▶ [What to produce]:
Restate each entry word for word, leaving nothing out.

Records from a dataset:
|---|

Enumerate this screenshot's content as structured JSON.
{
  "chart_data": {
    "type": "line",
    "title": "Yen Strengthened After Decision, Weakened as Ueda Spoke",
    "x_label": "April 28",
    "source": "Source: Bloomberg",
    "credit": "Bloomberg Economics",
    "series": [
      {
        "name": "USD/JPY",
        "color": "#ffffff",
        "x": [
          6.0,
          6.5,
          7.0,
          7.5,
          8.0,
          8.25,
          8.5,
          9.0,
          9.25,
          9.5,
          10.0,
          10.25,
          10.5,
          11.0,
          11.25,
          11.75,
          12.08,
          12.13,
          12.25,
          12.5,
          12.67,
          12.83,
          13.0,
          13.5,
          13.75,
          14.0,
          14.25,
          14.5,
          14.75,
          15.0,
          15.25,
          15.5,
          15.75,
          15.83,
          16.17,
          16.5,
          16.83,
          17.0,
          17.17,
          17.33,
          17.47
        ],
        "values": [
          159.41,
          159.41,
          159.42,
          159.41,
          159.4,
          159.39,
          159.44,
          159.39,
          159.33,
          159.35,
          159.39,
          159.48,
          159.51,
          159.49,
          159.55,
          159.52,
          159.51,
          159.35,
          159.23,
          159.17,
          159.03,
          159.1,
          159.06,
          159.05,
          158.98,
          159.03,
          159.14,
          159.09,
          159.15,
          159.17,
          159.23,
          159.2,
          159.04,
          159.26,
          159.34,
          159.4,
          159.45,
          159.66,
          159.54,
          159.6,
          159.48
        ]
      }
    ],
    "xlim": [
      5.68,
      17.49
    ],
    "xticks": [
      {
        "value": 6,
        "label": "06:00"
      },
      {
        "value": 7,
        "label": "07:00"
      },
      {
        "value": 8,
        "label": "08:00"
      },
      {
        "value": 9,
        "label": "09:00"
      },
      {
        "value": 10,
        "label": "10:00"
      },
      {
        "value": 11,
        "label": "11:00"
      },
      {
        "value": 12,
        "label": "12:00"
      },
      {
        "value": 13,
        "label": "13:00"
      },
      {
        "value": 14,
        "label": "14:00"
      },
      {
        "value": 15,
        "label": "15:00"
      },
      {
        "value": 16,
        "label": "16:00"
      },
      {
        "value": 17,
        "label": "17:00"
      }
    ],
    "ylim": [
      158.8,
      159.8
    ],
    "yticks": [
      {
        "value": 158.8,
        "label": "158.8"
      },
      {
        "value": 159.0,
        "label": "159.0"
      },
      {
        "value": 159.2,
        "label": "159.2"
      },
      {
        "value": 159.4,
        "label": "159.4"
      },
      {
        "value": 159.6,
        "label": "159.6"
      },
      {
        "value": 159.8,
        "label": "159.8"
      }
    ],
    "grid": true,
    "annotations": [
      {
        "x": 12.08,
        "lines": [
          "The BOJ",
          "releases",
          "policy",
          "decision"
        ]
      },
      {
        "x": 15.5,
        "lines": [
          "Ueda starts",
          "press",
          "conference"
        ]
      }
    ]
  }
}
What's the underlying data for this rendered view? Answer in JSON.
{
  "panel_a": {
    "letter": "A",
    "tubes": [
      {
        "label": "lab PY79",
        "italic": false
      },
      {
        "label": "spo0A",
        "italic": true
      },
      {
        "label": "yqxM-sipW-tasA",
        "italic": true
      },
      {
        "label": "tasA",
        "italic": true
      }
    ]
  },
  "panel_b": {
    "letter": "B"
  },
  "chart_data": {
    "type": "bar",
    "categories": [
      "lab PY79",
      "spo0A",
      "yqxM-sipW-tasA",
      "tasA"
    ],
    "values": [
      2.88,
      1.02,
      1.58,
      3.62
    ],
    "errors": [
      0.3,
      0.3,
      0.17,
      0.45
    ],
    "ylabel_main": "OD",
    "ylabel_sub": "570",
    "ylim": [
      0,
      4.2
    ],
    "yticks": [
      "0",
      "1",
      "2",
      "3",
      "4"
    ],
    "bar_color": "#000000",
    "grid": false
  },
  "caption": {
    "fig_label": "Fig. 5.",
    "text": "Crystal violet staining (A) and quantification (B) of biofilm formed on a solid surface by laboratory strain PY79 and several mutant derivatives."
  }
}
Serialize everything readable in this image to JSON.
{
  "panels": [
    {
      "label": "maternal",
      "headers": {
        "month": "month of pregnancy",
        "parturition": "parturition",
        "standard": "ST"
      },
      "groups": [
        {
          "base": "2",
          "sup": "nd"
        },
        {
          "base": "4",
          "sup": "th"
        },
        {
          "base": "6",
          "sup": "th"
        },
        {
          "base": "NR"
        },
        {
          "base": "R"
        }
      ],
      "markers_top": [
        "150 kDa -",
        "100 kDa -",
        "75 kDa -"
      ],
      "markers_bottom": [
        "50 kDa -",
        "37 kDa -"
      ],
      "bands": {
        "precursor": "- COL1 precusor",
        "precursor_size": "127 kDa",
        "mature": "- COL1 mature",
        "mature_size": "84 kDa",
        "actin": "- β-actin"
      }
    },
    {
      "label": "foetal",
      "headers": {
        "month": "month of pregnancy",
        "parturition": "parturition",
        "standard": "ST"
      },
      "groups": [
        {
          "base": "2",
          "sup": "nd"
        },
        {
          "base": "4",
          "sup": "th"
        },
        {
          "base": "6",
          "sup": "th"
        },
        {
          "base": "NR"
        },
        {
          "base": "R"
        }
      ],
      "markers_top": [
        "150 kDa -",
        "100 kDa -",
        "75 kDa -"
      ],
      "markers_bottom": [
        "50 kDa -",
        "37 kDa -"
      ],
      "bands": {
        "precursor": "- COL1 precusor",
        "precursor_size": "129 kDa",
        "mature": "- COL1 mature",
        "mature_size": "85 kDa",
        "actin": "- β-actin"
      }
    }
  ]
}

|---|

▶ [Answer in full]:
Enumerate this screenshot's content as structured JSON.
{
  "chart_data": {
    "type": "line",
    "title": "Yen Strengthened After Decision, Weakened as Ueda Spoke",
    "x_label": "April 28",
    "source": "Source: Bloomberg",
    "credit": "Bloomberg Economics",
    "series": [
      {
        "name": "USD/JPY",
        "color": "#ffffff",
        "x": [
          6.0,
          6.5,
          7.0,
          7.5,
          8.0,
          8.25,
          8.5,
          9.0,
          9.25,
          9.5,
          10.0,
          10.25,
          10.5,
          11.0,
          11.25,
          11.75,
          12.08,
          12.13,
          12.25,
          12.5,
          12.67,
          12.83,
          13.0,
          13.5,
          13.75,
          14.0,
          14.25,
          14.5,
          14.75,
          15.0,
          15.25,
          15.5,
          15.75,
          15.83,
          16.17,
          16.5,
          16.83,
          17.0,
          17.17,
          17.33,
          17.47
        ],
        "values": [
          159.41,
          159.41,
          159.42,
          159.41,
          159.4,
          159.39,
          159.44,
          159.39,
          159.33,
          159.35,
          159.39,
          159.48,
          159.51,
          159.49,
          159.55,
          159.52,
          159.51,
          159.35,
          159.23,
          159.17,
          159.03,
          159.1,
          159.06,
          159.05,
          158.98,
          159.03,
          159.14,
          159.09,
          159.15,
          159.17,
          159.23,
          159.2,
          159.04,
          159.26,
          159.34,
          159.4,
          159.45,
          159.66,
          159.54,
          159.6,
          159.48
        ]
      }
    ],
    "xlim": [
      5.68,
      17.49
    ],
    "xticks": [
      {
        "value": 6,
        "label": "06:00"
      },
      {
        "value": 7,
        "label": "07:00"
      },
      {
        "value": 8,
        "label": "08:00"
      },
      {
        "value": 9,
        "label": "09:00"
      },
      {
        "value": 10,
        "label": "10:00"
      },
      {
        "value": 11,
        "label": "11:00"
      },
      {
        "value": 12,
        "label": "12:00"
      },
      {
        "value": 13,
        "label": "13:00"
      },
      {
        "value": 14,
        "label": "14:00"
      },
      {
        "value": 15,
        "label": "15:00"
      },
      {
        "value": 16,
        "label": "16:00"
      },
      {
        "value": 17,
        "label": "17:00"
      }
    ],
    "ylim": [
      158.8,
      159.8
    ],
    "yticks": [
      {
        "value": 158.8,
        "label": "158.8"
      },
      {
        "value": 159.0,
        "label": "159.0"
      },
      {
        "value": 159.2,
        "label": "159.2"
      },
      {
        "value": 159.4,
        "label": "159.4"
      },
      {
        "value": 159.6,
        "label": "159.6"
      },
      {
        "value": 159.8,
        "label": "159.8"
      }
    ],
    "grid": true,
    "annotations": [
      {
        "x": 12.08,
        "lines": [
          "The BOJ",
          "releases",
          "policy",
          "decision"
        ]
      },
      {
        "x": 15.5,
        "lines": [
          "Ueda starts",
          "press",
          "conference"
        ]
      }
    ]
  }
}
What's the underlying data for this rendered view? Answer in JSON.
{
  "panel_a": {
    "letter": "A",
    "tubes": [
      {
        "label": "lab PY79",
        "italic": false
      },
      {
        "label": "spo0A",
        "italic": true
      },
      {
        "label": "yqxM-sipW-tasA",
        "italic": true
      },
      {
        "label": "tasA",
        "italic": true
      }
    ]
  },
  "panel_b": {
    "letter": "B"
  },
  "chart_data": {
    "type": "bar",
    "categories": [
      "lab PY79",
      "spo0A",
      "yqxM-sipW-tasA",
      "tasA"
    ],
    "values": [
      2.88,
      1.02,
      1.58,
      3.62
    ],
    "errors": [
      0.3,
      0.3,
      0.17,
      0.45
    ],
    "ylabel_main": "OD",
    "ylabel_sub": "570",
    "ylim": [
      0,
      4.2
    ],
    "yticks": [
      "0",
      "1",
      "2",
      "3",
      "4"
    ],
    "bar_color": "#000000",
    "grid": false
  },
  "caption": {
    "fig_label": "Fig. 5.",
    "text": "Crystal violet staining (A) and quantification (B) of biofilm formed on a solid surface by laboratory strain PY79 and several mutant derivatives."
  }
}
Serialize everything readable in this image to JSON.
{
  "panels": [
    {
      "label": "maternal",
      "headers": {
        "month": "month of pregnancy",
        "parturition": "parturition",
        "standard": "ST"
      },
      "groups": [
        {
          "base": "2",
          "sup": "nd"
        },
        {
          "base": "4",
          "sup": "th"
        },
        {
          "base": "6",
          "sup": "th"
        },
        {
          "base": "NR"
        },
        {
          "base": "R"
        }
      ],
      "markers_top": [
        "150 kDa -",
        "100 kDa -",
        "75 kDa -"
      ],
      "markers_bottom": [
        "50 kDa -",
        "37 kDa -"
      ],
      "bands": {
        "precursor": "- COL1 precusor",
        "precursor_size": "127 kDa",
        "mature": "- COL1 mature",
        "mature_size": "84 kDa",
        "actin": "- β-actin"
      }
    },
    {
      "label": "foetal",
      "headers": {
        "month": "month of pregnancy",
        "parturition": "parturition",
        "standard": "ST"
      },
      "groups": [
        {
          "base": "2",
          "sup": "nd"
        },
        {
          "base": "4",
          "sup": "th"
        },
        {
          "base": "6",
          "sup": "th"
        },
        {
          "base": "NR"
        },
        {
          "base": "R"
        }
      ],
      "markers_top": [
        "150 kDa -",
        "100 kDa -",
        "75 kDa -"
      ],
      "markers_bottom": [
        "50 kDa -",
        "37 kDa -"
      ],
      "bands": {
        "precursor": "- COL1 precusor",
        "precursor_size": "129 kDa",
        "mature": "- COL1 mature",
        "mature_size": "85 kDa",
        "actin": "- β-actin"
      }
    }
  ]
}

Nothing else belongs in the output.